Every line holding the string "Orchestra" should be gathered.

═══

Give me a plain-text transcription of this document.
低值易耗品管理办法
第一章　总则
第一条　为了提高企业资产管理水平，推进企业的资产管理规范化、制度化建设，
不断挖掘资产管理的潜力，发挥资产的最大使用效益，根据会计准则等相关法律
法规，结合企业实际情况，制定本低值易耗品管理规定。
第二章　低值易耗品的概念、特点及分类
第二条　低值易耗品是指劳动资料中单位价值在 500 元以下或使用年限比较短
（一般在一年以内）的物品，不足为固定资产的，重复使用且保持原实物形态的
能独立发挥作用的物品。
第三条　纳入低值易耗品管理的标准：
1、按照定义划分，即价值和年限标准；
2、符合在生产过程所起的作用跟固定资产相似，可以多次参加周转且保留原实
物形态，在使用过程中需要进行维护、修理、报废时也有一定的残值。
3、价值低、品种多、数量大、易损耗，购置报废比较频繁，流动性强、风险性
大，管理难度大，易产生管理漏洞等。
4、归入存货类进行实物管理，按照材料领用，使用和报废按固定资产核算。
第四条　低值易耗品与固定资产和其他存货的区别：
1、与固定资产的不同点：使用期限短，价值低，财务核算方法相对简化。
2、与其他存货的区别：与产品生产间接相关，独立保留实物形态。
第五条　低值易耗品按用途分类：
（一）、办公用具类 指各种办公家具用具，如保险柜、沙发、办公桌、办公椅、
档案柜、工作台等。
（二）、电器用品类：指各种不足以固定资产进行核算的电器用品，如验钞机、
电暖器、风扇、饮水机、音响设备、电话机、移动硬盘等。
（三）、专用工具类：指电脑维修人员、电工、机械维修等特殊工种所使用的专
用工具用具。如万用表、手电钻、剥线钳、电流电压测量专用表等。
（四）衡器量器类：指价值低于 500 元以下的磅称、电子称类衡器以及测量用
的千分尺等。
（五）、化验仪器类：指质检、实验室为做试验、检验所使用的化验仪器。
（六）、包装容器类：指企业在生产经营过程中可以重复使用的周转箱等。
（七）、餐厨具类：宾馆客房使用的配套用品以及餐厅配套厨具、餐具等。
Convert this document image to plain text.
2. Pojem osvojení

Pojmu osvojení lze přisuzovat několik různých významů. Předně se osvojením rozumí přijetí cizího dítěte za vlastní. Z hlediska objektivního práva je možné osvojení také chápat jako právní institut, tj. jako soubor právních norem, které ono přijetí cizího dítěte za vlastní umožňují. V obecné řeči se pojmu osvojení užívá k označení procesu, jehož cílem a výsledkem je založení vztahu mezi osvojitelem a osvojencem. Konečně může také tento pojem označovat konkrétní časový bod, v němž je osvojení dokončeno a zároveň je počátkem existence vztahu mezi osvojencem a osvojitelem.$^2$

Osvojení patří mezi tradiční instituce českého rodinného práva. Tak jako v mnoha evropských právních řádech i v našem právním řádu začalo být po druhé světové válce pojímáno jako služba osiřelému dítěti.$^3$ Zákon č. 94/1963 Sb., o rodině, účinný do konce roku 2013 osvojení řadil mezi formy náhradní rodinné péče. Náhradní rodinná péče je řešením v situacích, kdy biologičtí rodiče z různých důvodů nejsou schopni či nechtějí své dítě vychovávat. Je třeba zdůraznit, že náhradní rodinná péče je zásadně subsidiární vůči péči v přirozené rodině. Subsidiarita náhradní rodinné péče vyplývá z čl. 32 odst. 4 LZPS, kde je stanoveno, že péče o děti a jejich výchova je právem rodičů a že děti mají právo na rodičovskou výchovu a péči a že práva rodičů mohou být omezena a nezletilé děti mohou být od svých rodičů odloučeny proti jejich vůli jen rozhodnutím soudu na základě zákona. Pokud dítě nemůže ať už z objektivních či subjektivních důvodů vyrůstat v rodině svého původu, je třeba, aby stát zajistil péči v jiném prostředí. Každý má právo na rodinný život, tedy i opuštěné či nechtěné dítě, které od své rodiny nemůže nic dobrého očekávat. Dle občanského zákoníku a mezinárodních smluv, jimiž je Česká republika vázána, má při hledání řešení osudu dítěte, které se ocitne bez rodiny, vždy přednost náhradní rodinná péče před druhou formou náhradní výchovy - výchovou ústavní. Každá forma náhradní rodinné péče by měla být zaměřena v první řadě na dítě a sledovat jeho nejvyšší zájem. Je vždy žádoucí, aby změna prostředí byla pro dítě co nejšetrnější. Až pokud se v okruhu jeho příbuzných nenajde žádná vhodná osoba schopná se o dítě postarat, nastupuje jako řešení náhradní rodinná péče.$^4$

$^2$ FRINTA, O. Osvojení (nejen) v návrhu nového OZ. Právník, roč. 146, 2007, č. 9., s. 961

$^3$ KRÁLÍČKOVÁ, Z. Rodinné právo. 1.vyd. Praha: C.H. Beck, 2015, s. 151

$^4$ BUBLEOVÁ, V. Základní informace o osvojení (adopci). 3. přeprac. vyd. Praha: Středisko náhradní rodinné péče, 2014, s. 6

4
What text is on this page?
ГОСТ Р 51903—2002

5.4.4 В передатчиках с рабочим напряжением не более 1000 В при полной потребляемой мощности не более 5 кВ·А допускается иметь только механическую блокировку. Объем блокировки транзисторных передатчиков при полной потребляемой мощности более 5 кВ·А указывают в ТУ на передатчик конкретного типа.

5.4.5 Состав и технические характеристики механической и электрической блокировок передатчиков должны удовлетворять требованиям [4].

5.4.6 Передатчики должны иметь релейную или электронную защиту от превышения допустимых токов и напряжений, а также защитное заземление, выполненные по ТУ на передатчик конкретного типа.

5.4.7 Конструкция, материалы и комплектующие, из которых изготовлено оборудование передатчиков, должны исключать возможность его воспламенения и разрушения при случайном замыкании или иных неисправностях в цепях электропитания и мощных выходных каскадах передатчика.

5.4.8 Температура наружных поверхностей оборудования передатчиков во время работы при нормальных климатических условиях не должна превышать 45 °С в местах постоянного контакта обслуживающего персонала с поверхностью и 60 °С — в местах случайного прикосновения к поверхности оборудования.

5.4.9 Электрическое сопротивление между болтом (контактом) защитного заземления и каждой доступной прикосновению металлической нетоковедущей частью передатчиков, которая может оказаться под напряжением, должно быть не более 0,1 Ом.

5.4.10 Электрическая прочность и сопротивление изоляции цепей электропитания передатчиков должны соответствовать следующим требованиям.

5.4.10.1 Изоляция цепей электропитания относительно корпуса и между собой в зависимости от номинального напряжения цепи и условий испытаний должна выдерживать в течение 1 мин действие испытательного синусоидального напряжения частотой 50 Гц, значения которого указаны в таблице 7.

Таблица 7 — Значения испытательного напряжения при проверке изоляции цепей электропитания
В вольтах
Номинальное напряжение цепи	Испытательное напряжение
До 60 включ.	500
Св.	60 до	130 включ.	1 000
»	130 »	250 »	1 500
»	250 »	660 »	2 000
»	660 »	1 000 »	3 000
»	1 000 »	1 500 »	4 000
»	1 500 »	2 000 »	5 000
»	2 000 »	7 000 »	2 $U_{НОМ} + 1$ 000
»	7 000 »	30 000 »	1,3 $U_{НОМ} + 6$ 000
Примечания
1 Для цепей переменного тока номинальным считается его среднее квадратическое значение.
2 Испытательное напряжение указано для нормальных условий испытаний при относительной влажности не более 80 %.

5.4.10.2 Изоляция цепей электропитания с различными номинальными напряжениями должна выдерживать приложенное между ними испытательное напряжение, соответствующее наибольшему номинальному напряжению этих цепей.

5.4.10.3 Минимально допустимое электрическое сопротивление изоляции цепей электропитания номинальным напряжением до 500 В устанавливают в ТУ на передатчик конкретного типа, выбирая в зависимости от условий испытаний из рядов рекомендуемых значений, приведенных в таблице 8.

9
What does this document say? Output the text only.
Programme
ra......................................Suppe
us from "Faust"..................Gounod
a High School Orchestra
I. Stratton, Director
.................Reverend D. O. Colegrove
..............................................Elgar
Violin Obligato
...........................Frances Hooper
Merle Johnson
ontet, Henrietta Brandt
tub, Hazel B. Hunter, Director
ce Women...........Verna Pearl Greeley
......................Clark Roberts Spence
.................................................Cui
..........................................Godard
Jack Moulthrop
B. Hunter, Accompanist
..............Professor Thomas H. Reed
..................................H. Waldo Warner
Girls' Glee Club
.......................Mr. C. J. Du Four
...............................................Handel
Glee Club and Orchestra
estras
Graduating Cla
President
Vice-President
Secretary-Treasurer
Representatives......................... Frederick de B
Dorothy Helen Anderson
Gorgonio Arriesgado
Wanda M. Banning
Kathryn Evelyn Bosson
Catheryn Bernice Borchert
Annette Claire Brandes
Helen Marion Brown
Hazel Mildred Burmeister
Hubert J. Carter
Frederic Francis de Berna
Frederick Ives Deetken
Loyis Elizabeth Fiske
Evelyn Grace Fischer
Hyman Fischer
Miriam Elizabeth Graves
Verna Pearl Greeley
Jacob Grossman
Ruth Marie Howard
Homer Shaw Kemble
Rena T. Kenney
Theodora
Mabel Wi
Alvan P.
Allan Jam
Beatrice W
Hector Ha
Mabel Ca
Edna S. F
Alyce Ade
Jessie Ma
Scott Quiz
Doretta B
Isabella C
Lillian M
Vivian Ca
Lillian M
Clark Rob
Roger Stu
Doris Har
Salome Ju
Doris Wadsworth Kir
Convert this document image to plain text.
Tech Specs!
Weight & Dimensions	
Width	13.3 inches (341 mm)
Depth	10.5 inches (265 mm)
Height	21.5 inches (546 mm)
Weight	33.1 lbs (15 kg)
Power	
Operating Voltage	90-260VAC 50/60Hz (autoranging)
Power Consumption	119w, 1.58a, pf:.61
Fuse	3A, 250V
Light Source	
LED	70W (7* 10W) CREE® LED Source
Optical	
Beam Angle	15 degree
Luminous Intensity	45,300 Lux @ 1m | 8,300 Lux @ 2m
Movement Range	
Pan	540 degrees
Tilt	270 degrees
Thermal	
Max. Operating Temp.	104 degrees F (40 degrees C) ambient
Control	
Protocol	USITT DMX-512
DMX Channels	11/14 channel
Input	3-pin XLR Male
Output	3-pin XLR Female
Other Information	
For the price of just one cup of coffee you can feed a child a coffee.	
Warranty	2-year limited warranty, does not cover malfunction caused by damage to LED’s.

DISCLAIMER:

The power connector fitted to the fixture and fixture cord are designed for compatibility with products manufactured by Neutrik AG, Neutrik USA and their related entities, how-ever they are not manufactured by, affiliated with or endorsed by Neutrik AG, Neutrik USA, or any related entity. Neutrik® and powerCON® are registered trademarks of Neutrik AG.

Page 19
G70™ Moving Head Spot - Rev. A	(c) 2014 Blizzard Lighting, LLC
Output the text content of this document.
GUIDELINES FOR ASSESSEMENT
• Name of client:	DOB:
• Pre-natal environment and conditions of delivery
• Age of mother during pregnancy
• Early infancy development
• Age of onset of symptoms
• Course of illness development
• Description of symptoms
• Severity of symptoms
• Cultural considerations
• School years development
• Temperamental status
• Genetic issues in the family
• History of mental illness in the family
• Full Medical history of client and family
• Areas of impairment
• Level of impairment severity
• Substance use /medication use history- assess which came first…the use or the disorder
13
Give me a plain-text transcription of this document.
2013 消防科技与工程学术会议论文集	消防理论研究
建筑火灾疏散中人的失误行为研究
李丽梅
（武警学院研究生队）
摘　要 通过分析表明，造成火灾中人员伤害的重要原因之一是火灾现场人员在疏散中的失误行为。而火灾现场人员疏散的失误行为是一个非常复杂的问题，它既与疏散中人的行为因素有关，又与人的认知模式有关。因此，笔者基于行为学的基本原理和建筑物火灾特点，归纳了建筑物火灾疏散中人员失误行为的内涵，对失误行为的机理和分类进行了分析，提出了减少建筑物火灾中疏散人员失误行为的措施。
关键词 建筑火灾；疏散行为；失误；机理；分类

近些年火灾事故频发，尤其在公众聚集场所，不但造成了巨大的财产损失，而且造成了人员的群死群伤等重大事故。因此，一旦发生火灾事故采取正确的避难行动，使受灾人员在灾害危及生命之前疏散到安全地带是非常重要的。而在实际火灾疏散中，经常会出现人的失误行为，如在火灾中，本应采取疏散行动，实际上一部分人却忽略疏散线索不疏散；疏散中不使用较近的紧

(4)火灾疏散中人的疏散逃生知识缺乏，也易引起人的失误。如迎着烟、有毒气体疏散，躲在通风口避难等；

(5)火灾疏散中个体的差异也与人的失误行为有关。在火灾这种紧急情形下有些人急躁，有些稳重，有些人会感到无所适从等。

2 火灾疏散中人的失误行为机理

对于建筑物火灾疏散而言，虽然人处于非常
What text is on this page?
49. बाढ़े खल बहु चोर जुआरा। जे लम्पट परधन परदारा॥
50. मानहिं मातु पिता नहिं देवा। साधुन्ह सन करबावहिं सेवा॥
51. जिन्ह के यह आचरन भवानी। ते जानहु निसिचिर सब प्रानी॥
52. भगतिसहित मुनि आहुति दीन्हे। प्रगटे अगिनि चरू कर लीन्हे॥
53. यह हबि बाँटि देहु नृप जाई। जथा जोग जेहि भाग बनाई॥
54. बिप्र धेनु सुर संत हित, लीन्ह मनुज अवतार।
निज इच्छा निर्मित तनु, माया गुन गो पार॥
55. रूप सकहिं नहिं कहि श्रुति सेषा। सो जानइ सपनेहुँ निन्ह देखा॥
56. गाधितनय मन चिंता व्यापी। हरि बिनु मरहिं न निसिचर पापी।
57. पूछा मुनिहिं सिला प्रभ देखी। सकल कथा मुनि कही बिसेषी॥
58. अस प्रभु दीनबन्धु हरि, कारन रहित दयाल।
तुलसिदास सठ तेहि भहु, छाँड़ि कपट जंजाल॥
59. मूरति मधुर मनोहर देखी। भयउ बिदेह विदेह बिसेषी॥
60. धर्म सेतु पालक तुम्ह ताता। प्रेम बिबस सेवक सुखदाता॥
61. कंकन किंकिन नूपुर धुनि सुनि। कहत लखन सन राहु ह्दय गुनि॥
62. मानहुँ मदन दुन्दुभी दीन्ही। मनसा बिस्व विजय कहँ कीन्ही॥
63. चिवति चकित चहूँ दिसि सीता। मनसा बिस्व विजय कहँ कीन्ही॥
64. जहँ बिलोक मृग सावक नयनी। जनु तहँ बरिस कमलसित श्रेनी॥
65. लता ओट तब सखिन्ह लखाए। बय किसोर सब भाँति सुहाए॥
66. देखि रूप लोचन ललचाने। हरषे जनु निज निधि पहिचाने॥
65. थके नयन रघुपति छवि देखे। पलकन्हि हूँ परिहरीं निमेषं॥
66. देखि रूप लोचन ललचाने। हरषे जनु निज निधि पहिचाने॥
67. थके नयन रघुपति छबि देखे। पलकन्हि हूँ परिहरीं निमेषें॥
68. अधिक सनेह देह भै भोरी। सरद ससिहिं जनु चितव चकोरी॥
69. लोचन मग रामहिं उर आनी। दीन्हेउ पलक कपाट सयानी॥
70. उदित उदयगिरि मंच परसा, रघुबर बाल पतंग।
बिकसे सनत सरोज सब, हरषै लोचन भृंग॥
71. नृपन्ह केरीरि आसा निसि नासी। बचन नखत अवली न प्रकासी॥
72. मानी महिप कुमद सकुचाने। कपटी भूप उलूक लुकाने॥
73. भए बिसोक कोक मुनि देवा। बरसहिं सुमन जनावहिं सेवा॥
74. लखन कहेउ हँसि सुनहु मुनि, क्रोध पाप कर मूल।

═══

Exercise answer:
a High School Orchestra
Glee Club and Orchestra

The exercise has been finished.